→ Goal
Go through the lines below and copy each one that holds the string "houses".

→ Supplied entries

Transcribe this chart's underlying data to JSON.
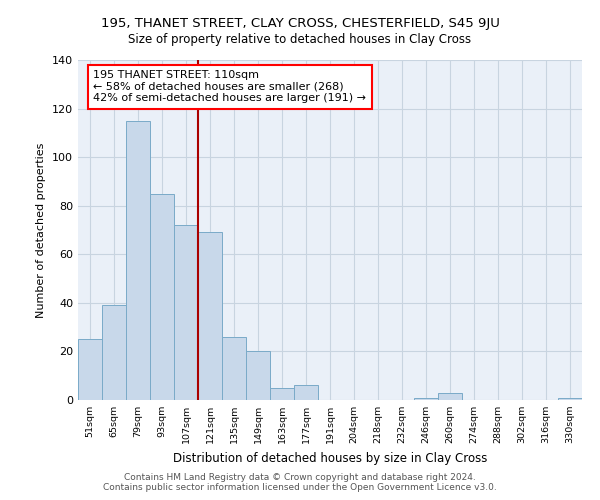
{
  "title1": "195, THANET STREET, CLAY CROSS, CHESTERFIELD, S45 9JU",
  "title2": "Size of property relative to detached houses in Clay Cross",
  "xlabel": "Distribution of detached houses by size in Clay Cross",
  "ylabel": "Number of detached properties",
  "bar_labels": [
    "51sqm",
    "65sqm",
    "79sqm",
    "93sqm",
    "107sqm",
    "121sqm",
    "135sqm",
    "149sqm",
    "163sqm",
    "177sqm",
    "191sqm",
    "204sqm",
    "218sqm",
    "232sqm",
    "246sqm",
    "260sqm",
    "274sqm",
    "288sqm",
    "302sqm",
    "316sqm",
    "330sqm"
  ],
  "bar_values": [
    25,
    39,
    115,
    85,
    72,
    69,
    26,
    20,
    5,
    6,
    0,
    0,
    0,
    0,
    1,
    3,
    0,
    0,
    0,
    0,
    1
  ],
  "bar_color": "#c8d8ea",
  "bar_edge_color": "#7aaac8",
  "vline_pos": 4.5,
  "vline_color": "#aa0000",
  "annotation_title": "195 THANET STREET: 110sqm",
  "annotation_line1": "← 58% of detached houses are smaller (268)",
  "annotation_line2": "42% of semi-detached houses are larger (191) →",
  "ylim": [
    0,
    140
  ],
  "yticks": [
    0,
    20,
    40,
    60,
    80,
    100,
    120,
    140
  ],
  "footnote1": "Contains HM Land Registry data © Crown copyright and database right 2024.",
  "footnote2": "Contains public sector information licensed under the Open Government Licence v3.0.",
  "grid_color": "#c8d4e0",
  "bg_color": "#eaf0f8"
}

→ Reply to the task
  "title2": "Size of property relative to detached houses in Clay Cross",
  "xlabel": "Distribution of detached houses by size in Clay Cross",
  "annotation_line1": "← 58% of detached houses are smaller (268)",
  "annotation_line2": "42% of semi-detached houses are larger (191) →",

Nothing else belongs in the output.